- _TASK DETAILS_
In the entries below, find every line with "Atlantic" and copy it.

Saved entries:
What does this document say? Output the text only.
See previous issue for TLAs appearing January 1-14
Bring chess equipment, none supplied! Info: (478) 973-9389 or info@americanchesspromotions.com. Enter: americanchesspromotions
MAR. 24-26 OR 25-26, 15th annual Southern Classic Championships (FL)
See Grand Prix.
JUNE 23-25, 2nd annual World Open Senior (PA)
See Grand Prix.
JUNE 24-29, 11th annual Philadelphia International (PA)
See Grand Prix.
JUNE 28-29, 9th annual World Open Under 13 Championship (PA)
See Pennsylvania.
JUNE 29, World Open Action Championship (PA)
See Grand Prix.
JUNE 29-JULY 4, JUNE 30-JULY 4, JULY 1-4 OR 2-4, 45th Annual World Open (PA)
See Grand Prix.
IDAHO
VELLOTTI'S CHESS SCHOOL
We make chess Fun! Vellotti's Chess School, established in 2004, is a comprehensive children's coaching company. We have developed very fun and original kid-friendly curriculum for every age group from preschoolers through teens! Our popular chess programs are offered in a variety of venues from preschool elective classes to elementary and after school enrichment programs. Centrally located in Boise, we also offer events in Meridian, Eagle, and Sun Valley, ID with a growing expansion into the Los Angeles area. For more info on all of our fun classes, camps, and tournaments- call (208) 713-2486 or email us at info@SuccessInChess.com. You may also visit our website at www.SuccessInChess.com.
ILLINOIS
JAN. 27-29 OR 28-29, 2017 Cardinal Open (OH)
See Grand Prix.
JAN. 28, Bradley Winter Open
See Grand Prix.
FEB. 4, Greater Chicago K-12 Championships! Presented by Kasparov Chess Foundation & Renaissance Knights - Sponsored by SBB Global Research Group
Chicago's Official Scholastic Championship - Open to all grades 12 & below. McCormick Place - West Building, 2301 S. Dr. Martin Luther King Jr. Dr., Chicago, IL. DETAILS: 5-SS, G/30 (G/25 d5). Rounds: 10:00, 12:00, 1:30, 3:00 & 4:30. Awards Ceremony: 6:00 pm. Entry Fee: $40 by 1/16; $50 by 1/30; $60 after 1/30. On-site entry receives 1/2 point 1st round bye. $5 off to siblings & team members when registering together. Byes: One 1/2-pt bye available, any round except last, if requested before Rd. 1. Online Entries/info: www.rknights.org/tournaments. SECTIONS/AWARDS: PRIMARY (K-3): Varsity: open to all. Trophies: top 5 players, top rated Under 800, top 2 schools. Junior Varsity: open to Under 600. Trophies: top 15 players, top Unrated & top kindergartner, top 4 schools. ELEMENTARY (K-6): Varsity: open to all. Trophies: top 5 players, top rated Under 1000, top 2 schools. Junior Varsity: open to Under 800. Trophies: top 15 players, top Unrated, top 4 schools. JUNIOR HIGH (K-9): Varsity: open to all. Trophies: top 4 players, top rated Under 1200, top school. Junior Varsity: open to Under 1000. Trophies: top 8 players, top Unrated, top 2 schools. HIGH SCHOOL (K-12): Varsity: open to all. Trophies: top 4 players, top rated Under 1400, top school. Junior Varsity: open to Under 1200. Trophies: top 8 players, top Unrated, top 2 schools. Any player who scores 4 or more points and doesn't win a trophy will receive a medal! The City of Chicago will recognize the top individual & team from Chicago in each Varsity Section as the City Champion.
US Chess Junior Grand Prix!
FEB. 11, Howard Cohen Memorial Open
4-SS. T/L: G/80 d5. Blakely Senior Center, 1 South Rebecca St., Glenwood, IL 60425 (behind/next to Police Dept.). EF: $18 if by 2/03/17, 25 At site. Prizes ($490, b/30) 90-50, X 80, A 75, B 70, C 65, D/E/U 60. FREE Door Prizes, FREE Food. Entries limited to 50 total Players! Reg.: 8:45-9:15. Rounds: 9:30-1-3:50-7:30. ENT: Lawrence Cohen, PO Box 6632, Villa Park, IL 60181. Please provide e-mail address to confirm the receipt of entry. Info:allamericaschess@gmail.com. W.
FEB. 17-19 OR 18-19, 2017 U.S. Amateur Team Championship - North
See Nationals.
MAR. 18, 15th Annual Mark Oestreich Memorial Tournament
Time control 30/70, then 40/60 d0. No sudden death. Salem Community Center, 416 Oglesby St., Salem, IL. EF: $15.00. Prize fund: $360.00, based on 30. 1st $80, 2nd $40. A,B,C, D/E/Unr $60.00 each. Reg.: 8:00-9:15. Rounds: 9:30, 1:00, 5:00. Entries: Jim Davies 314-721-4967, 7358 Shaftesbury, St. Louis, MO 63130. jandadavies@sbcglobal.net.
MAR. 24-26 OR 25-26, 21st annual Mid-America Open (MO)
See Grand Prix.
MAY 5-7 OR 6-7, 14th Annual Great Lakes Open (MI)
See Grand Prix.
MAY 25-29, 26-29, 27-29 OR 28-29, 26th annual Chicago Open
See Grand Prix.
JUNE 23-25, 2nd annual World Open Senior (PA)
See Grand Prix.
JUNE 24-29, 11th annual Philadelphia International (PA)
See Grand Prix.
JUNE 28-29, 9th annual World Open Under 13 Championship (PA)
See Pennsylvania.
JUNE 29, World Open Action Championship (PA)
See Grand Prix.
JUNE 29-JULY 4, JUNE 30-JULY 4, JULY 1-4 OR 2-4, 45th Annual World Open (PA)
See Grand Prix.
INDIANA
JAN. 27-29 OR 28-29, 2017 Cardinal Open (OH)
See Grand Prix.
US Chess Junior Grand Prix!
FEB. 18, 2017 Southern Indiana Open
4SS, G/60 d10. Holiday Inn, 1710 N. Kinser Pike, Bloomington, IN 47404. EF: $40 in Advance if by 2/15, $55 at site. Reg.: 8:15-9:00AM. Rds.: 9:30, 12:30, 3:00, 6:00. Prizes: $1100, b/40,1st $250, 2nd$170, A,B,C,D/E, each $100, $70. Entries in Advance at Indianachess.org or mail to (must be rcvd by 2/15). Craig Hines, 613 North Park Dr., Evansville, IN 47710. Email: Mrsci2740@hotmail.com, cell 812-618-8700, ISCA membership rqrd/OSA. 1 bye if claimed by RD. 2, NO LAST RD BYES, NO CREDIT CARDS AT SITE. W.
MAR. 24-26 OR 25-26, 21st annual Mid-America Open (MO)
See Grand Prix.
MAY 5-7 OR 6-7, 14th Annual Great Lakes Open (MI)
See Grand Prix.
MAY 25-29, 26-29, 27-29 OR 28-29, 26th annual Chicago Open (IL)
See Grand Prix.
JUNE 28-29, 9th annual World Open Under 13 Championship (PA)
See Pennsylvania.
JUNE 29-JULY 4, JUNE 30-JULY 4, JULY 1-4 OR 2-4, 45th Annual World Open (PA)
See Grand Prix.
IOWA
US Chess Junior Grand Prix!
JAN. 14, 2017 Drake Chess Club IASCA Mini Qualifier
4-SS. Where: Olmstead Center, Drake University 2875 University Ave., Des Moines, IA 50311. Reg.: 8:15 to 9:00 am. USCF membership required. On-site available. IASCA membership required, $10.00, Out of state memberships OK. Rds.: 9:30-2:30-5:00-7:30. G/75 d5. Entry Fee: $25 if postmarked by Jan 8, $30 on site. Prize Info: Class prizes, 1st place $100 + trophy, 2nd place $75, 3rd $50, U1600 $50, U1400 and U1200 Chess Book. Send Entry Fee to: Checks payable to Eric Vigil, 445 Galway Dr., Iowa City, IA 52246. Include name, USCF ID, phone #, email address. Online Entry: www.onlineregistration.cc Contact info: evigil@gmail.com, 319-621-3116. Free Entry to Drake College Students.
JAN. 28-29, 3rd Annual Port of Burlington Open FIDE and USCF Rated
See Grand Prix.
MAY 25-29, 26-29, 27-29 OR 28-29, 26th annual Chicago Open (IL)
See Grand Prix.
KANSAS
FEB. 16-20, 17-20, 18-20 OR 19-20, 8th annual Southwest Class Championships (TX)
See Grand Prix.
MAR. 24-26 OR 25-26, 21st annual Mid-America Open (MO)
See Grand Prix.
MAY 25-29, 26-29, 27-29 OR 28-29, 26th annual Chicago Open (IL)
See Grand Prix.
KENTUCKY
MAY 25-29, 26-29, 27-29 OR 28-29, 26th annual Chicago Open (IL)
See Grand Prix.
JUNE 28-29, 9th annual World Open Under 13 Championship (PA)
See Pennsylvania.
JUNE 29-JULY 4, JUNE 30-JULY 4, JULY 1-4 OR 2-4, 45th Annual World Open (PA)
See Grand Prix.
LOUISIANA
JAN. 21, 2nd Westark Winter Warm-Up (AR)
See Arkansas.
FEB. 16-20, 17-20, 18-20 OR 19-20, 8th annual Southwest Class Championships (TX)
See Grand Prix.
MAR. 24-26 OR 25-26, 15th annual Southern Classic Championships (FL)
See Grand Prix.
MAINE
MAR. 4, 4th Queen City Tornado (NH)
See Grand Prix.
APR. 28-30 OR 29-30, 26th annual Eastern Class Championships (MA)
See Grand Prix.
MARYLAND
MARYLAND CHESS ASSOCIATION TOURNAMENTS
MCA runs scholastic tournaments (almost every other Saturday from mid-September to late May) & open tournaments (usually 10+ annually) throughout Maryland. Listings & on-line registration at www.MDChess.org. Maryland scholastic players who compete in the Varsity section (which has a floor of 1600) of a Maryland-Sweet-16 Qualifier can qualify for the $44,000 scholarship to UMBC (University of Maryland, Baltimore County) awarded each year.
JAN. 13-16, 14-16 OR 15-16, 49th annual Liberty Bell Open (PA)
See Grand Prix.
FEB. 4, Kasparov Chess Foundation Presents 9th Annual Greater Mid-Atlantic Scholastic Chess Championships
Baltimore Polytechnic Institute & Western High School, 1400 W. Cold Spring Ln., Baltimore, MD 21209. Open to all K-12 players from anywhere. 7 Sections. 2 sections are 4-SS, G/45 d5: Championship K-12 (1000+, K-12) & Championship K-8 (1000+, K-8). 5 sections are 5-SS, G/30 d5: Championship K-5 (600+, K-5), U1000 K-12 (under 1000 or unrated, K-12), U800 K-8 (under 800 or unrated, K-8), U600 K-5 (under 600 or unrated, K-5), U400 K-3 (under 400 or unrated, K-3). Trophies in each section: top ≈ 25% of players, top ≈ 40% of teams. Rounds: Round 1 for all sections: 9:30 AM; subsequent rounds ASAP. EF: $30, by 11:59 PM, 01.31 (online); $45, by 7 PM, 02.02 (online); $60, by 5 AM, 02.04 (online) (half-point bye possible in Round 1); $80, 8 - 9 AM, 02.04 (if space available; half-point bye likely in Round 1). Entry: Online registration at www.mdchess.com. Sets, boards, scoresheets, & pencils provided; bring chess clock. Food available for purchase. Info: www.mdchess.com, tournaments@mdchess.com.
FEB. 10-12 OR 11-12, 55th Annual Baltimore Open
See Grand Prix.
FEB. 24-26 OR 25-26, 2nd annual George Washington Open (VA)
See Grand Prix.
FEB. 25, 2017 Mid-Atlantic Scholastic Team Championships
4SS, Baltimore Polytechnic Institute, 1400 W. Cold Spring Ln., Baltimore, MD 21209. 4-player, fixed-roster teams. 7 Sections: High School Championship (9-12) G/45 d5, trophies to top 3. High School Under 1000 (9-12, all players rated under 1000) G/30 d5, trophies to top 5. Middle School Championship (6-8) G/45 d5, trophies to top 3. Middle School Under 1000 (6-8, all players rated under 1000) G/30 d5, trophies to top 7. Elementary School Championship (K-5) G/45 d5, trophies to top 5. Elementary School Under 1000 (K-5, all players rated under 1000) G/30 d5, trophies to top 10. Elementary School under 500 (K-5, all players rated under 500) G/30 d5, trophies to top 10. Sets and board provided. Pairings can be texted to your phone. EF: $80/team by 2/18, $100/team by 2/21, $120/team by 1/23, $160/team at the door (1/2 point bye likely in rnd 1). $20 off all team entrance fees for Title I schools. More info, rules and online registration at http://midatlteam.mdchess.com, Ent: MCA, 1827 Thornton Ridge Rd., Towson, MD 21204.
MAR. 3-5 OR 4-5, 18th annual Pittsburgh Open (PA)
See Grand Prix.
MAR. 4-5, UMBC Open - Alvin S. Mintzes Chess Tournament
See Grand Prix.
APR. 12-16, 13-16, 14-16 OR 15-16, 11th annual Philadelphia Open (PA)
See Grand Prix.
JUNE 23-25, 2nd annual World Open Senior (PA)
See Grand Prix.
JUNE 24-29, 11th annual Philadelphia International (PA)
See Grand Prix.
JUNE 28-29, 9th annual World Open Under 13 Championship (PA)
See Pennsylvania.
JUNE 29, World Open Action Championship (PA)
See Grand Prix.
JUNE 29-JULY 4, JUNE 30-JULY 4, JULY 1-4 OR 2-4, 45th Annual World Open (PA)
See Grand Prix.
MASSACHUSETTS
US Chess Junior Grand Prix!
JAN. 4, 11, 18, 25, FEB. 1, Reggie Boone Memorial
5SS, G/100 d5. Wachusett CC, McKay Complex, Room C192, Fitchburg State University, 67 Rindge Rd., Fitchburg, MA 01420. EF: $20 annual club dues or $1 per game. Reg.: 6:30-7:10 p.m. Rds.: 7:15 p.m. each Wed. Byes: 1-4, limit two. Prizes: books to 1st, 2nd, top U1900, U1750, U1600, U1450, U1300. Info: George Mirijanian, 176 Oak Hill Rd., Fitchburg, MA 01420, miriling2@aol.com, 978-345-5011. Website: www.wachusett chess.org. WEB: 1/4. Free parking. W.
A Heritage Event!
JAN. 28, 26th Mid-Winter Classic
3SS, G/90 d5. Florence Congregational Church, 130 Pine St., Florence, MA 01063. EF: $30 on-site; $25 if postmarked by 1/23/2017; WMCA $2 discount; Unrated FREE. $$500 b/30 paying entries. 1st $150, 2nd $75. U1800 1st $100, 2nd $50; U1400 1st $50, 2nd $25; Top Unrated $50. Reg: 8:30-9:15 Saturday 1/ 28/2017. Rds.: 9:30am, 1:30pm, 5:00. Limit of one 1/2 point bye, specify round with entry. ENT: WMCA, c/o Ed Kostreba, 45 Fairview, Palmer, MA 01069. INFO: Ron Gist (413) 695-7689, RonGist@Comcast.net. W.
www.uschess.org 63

- _REPLY TO THE EXERCISE_
FEB. 4, Kasparov Chess Foundation Presents 9th Annual Greater Mid-Atlantic Scholastic Chess Championships
FEB. 25, 2017 Mid-Atlantic Scholastic Team Championships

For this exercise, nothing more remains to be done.